[START Information given]

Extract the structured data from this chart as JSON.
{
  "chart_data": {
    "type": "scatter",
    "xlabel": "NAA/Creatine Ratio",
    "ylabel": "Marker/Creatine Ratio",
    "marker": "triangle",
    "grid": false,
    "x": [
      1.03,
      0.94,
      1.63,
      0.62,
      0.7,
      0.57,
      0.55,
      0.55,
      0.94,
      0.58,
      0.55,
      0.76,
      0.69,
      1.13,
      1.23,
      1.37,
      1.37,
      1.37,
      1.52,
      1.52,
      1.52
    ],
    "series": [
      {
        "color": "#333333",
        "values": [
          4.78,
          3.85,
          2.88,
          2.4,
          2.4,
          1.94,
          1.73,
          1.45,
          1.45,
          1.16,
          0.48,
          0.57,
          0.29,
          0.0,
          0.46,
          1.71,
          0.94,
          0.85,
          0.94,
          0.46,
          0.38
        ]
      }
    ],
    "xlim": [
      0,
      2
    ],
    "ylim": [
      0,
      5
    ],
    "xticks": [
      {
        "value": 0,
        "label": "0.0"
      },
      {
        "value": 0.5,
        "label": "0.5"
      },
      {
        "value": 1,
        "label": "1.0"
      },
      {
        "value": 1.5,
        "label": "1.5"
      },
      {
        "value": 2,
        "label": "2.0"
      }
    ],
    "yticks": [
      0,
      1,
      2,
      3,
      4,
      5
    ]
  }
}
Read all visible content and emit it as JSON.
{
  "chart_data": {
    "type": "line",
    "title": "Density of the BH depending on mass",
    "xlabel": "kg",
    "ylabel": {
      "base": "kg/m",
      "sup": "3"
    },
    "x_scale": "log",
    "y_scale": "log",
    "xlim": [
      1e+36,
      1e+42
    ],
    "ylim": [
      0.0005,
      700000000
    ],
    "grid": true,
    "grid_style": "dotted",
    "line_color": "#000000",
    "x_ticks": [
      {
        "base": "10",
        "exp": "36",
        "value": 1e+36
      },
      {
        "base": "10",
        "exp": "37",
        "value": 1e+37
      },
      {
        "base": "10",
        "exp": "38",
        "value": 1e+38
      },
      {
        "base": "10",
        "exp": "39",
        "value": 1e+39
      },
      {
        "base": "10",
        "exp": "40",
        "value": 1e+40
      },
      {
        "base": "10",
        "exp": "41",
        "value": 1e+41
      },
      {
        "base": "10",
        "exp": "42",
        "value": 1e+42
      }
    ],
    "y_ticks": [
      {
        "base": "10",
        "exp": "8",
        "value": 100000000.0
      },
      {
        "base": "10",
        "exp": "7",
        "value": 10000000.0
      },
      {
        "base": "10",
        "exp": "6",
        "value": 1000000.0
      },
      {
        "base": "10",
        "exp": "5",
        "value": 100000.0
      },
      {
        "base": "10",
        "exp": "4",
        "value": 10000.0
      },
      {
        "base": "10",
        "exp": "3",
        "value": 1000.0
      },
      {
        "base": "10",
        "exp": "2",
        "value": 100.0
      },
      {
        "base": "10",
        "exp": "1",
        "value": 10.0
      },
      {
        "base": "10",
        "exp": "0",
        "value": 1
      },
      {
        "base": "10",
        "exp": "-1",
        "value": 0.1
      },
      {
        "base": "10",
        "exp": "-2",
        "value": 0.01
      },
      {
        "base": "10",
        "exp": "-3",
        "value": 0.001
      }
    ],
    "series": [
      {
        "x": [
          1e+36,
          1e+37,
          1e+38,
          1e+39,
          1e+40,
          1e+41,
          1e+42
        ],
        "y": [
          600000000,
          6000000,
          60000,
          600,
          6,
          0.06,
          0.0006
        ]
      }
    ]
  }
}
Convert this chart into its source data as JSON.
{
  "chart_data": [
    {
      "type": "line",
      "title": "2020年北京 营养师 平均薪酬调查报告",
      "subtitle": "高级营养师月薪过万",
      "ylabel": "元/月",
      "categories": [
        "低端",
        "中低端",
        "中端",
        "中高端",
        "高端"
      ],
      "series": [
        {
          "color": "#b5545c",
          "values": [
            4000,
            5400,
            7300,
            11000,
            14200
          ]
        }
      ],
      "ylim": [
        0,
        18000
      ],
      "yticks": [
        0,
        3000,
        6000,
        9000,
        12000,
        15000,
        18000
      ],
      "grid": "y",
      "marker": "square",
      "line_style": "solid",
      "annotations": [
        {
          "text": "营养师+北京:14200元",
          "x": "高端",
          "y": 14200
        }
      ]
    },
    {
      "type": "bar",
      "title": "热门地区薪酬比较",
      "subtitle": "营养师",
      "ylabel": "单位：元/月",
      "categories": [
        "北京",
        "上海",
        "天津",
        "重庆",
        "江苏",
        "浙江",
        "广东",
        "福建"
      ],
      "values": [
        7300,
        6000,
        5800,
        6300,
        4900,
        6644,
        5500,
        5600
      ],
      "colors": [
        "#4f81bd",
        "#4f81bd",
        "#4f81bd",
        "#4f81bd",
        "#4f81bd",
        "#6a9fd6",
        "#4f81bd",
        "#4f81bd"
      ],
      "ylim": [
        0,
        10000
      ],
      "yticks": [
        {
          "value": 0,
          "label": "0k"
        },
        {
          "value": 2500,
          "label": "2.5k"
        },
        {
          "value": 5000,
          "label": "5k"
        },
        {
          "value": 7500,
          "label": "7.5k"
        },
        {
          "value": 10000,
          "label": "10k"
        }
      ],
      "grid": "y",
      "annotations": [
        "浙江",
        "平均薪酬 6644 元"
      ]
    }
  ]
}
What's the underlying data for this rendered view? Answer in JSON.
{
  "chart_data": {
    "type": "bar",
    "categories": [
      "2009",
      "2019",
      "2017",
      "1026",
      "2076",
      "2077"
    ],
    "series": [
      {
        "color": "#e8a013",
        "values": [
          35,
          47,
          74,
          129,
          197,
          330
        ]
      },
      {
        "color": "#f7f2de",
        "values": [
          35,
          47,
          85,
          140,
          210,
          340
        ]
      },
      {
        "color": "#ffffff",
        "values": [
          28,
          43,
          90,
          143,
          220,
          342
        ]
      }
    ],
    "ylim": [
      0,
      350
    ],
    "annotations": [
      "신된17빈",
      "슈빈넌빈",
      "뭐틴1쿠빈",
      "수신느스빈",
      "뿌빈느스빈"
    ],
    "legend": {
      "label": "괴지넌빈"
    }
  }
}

[END Information given]

■ **Exercise**: How many lines in the records above contain the word "Creatine"? Reply with the number alone.

■ **Task result**: 2